→ **Work request**
Determine how many lines in the listing hold "Scramble" and give only that number.

→ **Records supplied**
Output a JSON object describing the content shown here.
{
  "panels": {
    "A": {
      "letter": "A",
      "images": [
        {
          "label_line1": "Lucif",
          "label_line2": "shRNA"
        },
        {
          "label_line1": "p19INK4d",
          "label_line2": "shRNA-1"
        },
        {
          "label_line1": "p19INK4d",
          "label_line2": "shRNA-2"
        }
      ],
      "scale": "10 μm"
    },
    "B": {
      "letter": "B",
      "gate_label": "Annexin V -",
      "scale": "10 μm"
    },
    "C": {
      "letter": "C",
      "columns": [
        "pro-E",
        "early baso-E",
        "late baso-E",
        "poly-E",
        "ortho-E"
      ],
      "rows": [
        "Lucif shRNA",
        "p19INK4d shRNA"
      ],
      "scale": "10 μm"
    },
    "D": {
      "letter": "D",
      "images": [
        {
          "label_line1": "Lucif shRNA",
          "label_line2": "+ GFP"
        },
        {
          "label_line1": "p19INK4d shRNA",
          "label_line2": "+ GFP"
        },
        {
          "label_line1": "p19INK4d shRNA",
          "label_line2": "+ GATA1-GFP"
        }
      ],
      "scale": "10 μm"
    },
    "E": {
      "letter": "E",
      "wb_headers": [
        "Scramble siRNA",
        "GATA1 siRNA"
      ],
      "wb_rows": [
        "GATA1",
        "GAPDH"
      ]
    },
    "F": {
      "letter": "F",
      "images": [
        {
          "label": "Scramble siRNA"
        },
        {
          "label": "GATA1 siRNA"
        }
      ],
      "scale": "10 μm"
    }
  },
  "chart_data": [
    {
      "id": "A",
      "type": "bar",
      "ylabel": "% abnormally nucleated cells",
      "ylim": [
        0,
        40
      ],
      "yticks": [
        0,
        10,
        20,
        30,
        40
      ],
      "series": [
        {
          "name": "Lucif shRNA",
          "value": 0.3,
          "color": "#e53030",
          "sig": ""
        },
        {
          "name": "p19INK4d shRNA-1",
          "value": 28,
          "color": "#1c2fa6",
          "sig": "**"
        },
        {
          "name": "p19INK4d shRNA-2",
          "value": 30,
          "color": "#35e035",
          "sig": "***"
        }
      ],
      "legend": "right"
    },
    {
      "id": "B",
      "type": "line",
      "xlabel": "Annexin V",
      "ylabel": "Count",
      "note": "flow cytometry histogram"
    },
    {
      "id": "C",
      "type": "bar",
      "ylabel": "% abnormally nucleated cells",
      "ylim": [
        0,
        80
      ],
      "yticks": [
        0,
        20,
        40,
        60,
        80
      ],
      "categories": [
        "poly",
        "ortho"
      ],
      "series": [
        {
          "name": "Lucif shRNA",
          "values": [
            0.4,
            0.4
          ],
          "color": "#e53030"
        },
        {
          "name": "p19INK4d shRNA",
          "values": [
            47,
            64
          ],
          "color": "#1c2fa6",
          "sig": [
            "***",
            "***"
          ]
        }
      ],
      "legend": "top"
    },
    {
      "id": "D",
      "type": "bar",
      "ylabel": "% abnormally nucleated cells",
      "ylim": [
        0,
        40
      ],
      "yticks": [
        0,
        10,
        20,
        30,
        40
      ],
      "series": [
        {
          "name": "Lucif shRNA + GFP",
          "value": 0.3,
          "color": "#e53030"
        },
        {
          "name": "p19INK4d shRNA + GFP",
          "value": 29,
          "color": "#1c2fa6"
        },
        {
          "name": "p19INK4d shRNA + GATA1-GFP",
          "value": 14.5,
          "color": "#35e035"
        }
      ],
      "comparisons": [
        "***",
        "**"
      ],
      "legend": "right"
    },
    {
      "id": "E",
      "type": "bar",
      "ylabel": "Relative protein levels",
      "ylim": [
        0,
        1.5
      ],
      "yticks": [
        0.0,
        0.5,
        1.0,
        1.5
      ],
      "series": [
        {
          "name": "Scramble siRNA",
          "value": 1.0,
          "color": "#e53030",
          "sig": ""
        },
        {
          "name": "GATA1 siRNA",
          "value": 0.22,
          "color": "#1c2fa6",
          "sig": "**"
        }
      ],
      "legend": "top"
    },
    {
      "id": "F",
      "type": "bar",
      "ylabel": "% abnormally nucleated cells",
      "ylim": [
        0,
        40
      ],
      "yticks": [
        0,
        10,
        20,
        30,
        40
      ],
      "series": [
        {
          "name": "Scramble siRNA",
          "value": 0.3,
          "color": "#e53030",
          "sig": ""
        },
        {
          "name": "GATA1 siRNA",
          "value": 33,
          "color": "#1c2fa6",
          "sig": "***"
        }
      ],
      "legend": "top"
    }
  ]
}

→ **Output of the task**
4